41 thoughts on “Diana Mauser K98 PCP rifle: Part 2”
Just out of curiosity, how loud would this have been if there were no baffles in front?
Probably a 4.5 or higher.
The trigger sear adjustment, “I will look at that in the next report”. What change is there?
I really like the setup with the small air tank out of sight. Good compromise for a K98 replica, and others to come?
I guess I didn’t do that. The test became so long that I didn’t have the time.
I certainly admire your dedication to the job. Can’t fault you for spending too much time providing us with information. You are a far better man than I when it comes to time management and getting things done. Retirement has spoiled me for sure.
I’m really just curious about that adjustment and if it has any effect on the trigger pull and what setting is best.
A backyard plinker? With only 10 good shots, that would get old real fast!
Would a regulator give more shots?

·····

Short exercise 1 = Please rewrite the records from the beginning up to and including the line with "clamp-block [477,207,490,220]", replacing "guide-rod" with "guide-shaft" and leaving everything else as it is.
The comment thread above has no connection to the records that come next.

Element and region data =
·····

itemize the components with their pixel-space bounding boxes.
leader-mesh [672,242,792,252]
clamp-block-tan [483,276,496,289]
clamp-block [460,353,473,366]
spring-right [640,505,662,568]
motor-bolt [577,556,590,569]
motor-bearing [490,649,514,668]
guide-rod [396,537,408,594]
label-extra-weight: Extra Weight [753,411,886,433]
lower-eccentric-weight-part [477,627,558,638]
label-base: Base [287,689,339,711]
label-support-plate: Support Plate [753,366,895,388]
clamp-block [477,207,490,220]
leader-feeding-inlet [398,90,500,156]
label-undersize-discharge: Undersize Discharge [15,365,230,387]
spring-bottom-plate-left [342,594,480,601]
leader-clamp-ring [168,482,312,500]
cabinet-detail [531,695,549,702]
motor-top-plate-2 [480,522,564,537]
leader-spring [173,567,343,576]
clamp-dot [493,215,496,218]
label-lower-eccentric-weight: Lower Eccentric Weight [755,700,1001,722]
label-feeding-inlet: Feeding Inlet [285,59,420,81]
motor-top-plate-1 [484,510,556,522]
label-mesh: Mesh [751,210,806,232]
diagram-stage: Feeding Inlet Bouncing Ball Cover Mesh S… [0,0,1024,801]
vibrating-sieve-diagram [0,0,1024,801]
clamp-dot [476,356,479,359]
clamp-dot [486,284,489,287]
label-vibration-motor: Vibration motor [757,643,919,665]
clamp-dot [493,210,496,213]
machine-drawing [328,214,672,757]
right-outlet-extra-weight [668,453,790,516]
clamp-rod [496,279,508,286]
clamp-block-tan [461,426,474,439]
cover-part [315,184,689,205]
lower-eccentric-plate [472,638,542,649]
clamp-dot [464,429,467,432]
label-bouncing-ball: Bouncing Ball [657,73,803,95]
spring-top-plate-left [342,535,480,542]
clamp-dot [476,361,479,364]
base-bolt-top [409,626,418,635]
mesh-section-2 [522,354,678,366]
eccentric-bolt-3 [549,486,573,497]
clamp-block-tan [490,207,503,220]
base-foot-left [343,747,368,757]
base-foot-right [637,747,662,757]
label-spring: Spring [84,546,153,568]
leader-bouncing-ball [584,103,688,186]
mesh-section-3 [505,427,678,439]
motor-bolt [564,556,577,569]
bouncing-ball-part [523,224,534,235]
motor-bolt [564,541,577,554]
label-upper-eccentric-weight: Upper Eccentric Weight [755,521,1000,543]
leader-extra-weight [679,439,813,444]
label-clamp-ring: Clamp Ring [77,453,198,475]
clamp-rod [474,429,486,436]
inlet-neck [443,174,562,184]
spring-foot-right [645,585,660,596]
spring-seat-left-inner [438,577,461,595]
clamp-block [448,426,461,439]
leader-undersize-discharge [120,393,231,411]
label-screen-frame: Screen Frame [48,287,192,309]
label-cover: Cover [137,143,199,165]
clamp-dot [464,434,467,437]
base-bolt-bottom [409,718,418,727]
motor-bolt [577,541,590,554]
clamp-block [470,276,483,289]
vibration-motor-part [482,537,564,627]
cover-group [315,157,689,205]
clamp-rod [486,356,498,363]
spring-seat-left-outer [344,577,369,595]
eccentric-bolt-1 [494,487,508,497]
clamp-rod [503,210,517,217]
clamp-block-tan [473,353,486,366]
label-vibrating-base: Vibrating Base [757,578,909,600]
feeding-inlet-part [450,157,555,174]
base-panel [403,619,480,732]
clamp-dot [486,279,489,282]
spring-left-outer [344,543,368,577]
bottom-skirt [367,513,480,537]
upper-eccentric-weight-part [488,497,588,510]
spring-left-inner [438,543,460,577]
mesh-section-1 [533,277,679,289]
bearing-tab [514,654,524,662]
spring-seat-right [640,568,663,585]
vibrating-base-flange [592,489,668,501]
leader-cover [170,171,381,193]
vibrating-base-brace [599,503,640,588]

·····

Short exercise 2 = In the comment thread, how many good shots does one commenter say the rifle gets?

Complete output 1 =
itemize the components with their pixel-space bounding boxes.
leader-mesh [672,242,792,252]
clamp-block-tan [483,276,496,289]
clamp-block [460,353,473,366]
spring-right [640,505,662,568]
motor-bolt [577,556,590,569]
motor-bearing [490,649,514,668]
guide-shaft [396,537,408,594]
label-extra-weight: Extra Weight [753,411,886,433]
lower-eccentric-weight-part [477,627,558,638]
label-base: Base [287,689,339,711]
label-support-plate: Support Plate [753,366,895,388]
clamp-block [477,207,490,220]

Complete output 2 = Only 10 good shots.